**PROBLEM STATEMENT**. Exactly as they appear, output all of the entries.

Dataset items:
>> start

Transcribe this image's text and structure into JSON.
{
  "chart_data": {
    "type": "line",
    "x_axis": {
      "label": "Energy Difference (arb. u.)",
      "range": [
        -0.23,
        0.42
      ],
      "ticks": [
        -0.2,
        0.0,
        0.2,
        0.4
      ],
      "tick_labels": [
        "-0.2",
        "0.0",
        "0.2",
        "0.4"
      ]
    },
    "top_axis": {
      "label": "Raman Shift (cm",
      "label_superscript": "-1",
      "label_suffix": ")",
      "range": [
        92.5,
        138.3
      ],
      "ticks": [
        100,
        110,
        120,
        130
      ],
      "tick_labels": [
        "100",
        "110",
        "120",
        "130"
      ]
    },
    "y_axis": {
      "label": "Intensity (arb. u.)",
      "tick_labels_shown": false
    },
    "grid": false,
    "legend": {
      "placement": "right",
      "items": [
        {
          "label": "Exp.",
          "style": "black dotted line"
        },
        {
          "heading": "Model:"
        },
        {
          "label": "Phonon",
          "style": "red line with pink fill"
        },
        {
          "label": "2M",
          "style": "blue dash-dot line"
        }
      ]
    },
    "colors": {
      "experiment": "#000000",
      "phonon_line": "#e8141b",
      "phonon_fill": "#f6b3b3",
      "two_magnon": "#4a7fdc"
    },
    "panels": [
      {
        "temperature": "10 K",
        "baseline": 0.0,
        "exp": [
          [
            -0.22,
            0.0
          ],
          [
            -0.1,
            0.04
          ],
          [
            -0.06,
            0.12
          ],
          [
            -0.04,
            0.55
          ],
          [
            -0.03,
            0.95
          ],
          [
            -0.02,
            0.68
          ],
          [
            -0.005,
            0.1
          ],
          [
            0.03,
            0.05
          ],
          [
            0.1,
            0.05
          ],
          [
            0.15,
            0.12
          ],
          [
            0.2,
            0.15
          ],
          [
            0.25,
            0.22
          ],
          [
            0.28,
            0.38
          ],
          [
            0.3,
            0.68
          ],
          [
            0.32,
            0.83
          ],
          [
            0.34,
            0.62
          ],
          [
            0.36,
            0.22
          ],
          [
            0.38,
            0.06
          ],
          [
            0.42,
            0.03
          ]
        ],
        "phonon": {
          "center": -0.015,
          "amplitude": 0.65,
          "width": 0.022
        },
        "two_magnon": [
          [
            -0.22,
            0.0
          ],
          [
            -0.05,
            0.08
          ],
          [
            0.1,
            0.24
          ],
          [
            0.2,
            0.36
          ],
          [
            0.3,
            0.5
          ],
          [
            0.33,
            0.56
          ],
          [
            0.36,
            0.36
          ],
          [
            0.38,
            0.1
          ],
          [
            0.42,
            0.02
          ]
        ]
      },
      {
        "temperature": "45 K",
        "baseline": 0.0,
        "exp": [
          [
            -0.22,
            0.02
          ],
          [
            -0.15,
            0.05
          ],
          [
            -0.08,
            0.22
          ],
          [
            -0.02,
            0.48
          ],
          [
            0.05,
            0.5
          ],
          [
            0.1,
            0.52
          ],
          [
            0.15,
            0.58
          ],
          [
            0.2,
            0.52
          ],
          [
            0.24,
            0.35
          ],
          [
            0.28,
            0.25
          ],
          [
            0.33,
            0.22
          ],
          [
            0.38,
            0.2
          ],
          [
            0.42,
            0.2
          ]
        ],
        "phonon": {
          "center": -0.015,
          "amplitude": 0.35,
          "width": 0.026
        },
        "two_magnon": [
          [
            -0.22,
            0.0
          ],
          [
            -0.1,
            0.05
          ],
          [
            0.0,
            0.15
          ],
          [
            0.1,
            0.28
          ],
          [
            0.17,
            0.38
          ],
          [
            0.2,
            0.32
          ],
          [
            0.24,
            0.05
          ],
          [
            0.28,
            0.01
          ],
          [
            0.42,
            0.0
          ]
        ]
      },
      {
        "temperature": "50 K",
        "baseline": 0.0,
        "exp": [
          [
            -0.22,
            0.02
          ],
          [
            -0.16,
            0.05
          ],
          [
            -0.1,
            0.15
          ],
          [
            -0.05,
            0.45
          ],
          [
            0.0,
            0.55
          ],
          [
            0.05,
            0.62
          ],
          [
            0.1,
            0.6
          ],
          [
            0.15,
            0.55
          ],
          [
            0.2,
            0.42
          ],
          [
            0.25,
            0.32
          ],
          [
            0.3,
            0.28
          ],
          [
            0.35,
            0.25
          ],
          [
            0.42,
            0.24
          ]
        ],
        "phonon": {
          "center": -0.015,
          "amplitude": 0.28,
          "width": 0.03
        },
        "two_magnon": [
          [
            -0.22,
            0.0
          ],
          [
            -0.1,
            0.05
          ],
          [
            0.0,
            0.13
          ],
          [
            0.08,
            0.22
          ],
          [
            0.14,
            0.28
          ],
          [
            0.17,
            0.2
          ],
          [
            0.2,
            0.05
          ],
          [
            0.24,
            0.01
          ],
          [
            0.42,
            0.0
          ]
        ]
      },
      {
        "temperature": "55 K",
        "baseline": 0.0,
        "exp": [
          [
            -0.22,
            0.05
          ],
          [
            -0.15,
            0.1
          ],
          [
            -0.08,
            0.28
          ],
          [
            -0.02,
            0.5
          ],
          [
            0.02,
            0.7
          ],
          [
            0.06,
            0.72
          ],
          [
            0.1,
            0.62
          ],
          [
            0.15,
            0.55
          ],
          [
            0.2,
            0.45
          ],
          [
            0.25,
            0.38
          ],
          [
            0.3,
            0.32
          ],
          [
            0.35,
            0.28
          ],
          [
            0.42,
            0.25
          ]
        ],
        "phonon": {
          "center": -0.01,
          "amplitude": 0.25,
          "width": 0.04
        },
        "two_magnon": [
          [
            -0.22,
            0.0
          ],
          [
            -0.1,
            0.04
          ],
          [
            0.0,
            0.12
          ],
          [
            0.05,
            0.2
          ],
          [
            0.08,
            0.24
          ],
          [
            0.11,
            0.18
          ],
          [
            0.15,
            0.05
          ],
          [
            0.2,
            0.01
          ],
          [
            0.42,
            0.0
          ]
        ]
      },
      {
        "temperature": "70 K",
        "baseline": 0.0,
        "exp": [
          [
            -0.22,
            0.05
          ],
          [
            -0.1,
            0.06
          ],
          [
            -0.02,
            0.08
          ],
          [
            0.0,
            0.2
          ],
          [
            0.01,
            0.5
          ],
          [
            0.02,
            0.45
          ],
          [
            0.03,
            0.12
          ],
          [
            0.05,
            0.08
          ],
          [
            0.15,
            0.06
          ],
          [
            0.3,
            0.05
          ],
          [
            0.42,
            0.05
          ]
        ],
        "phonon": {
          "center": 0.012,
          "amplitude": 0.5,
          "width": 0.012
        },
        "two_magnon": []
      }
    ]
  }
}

>> end

**RESPONSE**.
Transcribe this image's text and structure into JSON.
{
  "chart_data": {
    "type": "line",
    "x_axis": {
      "label": "Energy Difference (arb. u.)",
      "range": [
        -0.23,
        0.42
      ],
      "ticks": [
        -0.2,
        0.0,
        0.2,
        0.4
      ],
      "tick_labels": [
        "-0.2",
        "0.0",
        "0.2",
        "0.4"
      ]
    },
    "top_axis": {
      "label": "Raman Shift (cm",
      "label_superscript": "-1",
      "label_suffix": ")",
      "range": [
        92.5,
        138.3
      ],
      "ticks": [
        100,
        110,
        120,
        130
      ],
      "tick_labels": [
        "100",
        "110",
        "120",
        "130"
      ]
    },
    "y_axis": {
      "label": "Intensity (arb. u.)",
      "tick_labels_shown": false
    },
    "grid": false,
    "legend": {
      "placement": "right",
      "items": [
        {
          "label": "Exp.",
          "style": "black dotted line"
        },
        {
          "heading": "Model:"
        },
        {
          "label": "Phonon",
          "style": "red line with pink fill"
        },
        {
          "label": "2M",
          "style": "blue dash-dot line"
        }
      ]
    },
    "colors": {
      "experiment": "#000000",
      "phonon_line": "#e8141b",
      "phonon_fill": "#f6b3b3",
      "two_magnon": "#4a7fdc"
    },
    "panels": [
      {
        "temperature": "10 K",
        "baseline": 0.0,
        "exp": [
          [
            -0.22,
            0.0
          ],
          [
            -0.1,
            0.04
          ],
          [
            -0.06,
            0.12
          ],
          [
            -0.04,
            0.55
          ],
          [
            -0.03,
            0.95
          ],
          [
            -0.02,
            0.68
          ],
          [
            -0.005,
            0.1
          ],
          [
            0.03,
            0.05
          ],
          [
            0.1,
            0.05
          ],
          [
            0.15,
            0.12
          ],
          [
            0.2,
            0.15
          ],
          [
            0.25,
            0.22
          ],
          [
            0.28,
            0.38
          ],
          [
            0.3,
            0.68
          ],
          [
            0.32,
            0.83
          ],
          [
            0.34,
            0.62
          ],
          [
            0.36,
            0.22
          ],
          [
            0.38,
            0.06
          ],
          [
            0.42,
            0.03
          ]
        ],
        "phonon": {
          "center": -0.015,
          "amplitude": 0.65,
          "width": 0.022
        },
        "two_magnon": [
          [
            -0.22,
            0.0
          ],
          [
            -0.05,
            0.08
          ],
          [
            0.1,
            0.24
          ],
          [
            0.2,
            0.36
          ],
          [
            0.3,
            0.5
          ],
          [
            0.33,
            0.56
          ],
          [
            0.36,
            0.36
          ],
          [
            0.38,
            0.1
          ],
          [
            0.42,
            0.02
          ]
        ]
      },
      {
        "temperature": "45 K",
        "baseline": 0.0,
        "exp": [
          [
            -0.22,
            0.02
          ],
          [
            -0.15,
            0.05
          ],
          [
            -0.08,
            0.22
          ],
          [
            -0.02,
            0.48
          ],
          [
            0.05,
            0.5
          ],
          [
            0.1,
            0.52
          ],
          [
            0.15,
            0.58
          ],
          [
            0.2,
            0.52
          ],
          [
            0.24,
            0.35
          ],
          [
            0.28,
            0.25
          ],
          [
            0.33,
            0.22
          ],
          [
            0.38,
            0.2
          ],
          [
            0.42,
            0.2
          ]
        ],
        "phonon": {
          "center": -0.015,
          "amplitude": 0.35,
          "width": 0.026
        },
        "two_magnon": [
          [
            -0.22,
            0.0
          ],
          [
            -0.1,
            0.05
          ],
          [
            0.0,
            0.15
          ],
          [
            0.1,
            0.28
          ],
          [
            0.17,
            0.38
          ],
          [
            0.2,
            0.32
          ],
          [
            0.24,
            0.05
          ],
          [
            0.28,
            0.01
          ],
          [
            0.42,
            0.0
          ]
        ]
      },
      {
        "temperature": "50 K",
        "baseline": 0.0,
        "exp": [
          [
            -0.22,
            0.02
          ],
          [
            -0.16,
            0.05
          ],
          [
            -0.1,
            0.15
          ],
          [
            -0.05,
            0.45
          ],
          [
            0.0,
            0.55
          ],
          [
            0.05,
            0.62
          ],
          [
            0.1,
            0.6
          ],
          [
            0.15,
            0.55
          ],
          [
            0.2,
            0.42
          ],
          [
            0.25,
            0.32
          ],
          [
            0.3,
            0.28
          ],
          [
            0.35,
            0.25
          ],
          [
            0.42,
            0.24
          ]
        ],
        "phonon": {
          "center": -0.015,
          "amplitude": 0.28,
          "width": 0.03
        },
        "two_magnon": [
          [
            -0.22,
            0.0
          ],
          [
            -0.1,
            0.05
          ],
          [
            0.0,
            0.13
          ],
          [
            0.08,
            0.22
          ],
          [
            0.14,
            0.28
          ],
          [
            0.17,
            0.2
          ],
          [
            0.2,
            0.05
          ],
          [
            0.24,
            0.01
          ],
          [
            0.42,
            0.0
          ]
        ]
      },
      {
        "temperature": "55 K",
        "baseline": 0.0,
        "exp": [
          [
            -0.22,
            0.05
          ],
          [
            -0.15,
            0.1
          ],
          [
            -0.08,
            0.28
          ],
          [
            -0.02,
            0.5
          ],
          [
            0.02,
            0.7
          ],
          [
            0.06,
            0.72
          ],
          [
            0.1,
            0.62
          ],
          [
            0.15,
            0.55
          ],
          [
            0.2,
            0.45
          ],
          [
            0.25,
            0.38
          ],
          [
            0.3,
            0.32
          ],
          [
            0.35,
            0.28
          ],
          [
            0.42,
            0.25
          ]
        ],
        "phonon": {
          "center": -0.01,
          "amplitude": 0.25,
          "width": 0.04
        },
        "two_magnon": [
          [
            -0.22,
            0.0
          ],
          [
            -0.1,
            0.04
          ],
          [
            0.0,
            0.12
          ],
          [
            0.05,
            0.2
          ],
          [
            0.08,
            0.24
          ],
          [
            0.11,
            0.18
          ],
          [
            0.15,
            0.05
          ],
          [
            0.2,
            0.01
          ],
          [
            0.42,
            0.0
          ]
        ]
      },
      {
        "temperature": "70 K",
        "baseline": 0.0,
        "exp": [
          [
            -0.22,
            0.05
          ],
          [
            -0.1,
            0.06
          ],
          [
            -0.02,
            0.08
          ],
          [
            0.0,
            0.2
          ],
          [
            0.01,
            0.5
          ],
          [
            0.02,
            0.45
          ],
          [
            0.03,
            0.12
          ],
          [
            0.05,
            0.08
          ],
          [
            0.15,
            0.06
          ],
          [
            0.3,
            0.05
          ],
          [
            0.42,
            0.05
          ]
        ],
        "phonon": {
          "center": 0.012,
          "amplitude": 0.5,
          "width": 0.012
        },
        "two_magnon": []
      }
    ]
  }
}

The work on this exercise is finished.